Count the lines below that contain the string "series", with case counting, and give only that number.

* start Extracted material *

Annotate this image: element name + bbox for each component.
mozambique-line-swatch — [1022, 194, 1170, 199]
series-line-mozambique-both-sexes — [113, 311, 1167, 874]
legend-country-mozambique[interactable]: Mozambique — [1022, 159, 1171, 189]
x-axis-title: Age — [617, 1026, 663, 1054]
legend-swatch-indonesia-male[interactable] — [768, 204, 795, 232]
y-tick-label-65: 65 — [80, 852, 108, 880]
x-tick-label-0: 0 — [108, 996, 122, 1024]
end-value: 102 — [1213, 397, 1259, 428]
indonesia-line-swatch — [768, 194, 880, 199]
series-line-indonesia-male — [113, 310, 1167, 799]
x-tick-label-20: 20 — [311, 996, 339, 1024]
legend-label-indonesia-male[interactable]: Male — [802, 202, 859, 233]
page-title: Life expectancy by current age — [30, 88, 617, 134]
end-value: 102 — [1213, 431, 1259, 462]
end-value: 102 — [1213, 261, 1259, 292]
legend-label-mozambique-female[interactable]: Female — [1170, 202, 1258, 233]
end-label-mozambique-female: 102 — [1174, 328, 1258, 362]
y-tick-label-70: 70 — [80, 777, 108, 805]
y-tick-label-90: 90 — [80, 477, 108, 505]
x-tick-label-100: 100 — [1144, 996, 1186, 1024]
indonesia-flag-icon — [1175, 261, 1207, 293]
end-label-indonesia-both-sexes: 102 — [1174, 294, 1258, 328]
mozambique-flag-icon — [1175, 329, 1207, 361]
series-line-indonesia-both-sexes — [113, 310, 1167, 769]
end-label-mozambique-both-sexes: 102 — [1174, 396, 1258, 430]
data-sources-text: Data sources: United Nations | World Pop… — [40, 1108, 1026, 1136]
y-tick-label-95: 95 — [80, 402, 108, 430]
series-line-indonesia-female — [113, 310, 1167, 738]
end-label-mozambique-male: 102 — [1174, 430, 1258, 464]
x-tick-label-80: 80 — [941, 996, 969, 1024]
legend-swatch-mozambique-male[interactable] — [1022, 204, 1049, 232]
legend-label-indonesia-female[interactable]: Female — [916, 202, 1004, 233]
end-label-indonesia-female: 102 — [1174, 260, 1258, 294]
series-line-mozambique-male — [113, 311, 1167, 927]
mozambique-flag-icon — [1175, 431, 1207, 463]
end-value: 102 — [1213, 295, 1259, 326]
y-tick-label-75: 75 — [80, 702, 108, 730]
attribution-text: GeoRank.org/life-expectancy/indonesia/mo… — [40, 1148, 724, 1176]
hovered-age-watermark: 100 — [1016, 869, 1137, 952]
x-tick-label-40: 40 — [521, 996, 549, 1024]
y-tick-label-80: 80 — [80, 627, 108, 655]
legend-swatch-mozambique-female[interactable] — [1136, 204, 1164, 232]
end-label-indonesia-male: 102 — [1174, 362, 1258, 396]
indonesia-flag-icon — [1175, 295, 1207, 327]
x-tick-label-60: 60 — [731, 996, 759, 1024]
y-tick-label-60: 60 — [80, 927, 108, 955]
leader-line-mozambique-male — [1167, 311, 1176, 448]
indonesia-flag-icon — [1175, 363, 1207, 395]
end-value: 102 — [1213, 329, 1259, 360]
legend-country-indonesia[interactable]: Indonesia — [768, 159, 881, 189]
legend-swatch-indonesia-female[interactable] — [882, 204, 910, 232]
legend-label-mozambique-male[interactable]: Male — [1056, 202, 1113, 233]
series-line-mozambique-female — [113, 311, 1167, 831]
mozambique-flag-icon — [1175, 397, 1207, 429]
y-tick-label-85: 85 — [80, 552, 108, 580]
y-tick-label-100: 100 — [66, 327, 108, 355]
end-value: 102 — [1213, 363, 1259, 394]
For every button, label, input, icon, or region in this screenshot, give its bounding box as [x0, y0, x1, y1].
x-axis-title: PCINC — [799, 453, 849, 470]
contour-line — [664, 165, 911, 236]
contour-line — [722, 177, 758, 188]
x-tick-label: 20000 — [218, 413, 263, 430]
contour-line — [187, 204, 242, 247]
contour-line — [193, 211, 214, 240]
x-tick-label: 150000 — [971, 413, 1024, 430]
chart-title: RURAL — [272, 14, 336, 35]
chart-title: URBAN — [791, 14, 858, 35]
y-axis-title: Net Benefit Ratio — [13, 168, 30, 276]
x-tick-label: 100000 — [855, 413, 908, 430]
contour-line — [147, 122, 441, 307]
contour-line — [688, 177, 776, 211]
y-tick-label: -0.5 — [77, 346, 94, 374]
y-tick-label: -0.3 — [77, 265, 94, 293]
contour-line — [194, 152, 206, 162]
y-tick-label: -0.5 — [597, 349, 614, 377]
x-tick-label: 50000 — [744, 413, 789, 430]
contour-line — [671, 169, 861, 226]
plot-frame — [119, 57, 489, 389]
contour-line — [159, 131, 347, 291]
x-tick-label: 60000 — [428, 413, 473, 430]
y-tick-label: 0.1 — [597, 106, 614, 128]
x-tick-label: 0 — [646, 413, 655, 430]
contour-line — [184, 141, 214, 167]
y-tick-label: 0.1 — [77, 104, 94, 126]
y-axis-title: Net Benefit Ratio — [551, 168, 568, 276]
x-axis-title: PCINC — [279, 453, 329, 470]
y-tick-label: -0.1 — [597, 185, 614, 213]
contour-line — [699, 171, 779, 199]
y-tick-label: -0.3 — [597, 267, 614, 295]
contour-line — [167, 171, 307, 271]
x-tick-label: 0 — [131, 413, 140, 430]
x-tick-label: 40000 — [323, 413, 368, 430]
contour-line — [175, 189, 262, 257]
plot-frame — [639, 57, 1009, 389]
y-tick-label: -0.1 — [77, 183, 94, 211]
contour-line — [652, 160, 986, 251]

* end Extracted material *

Result of the task —
6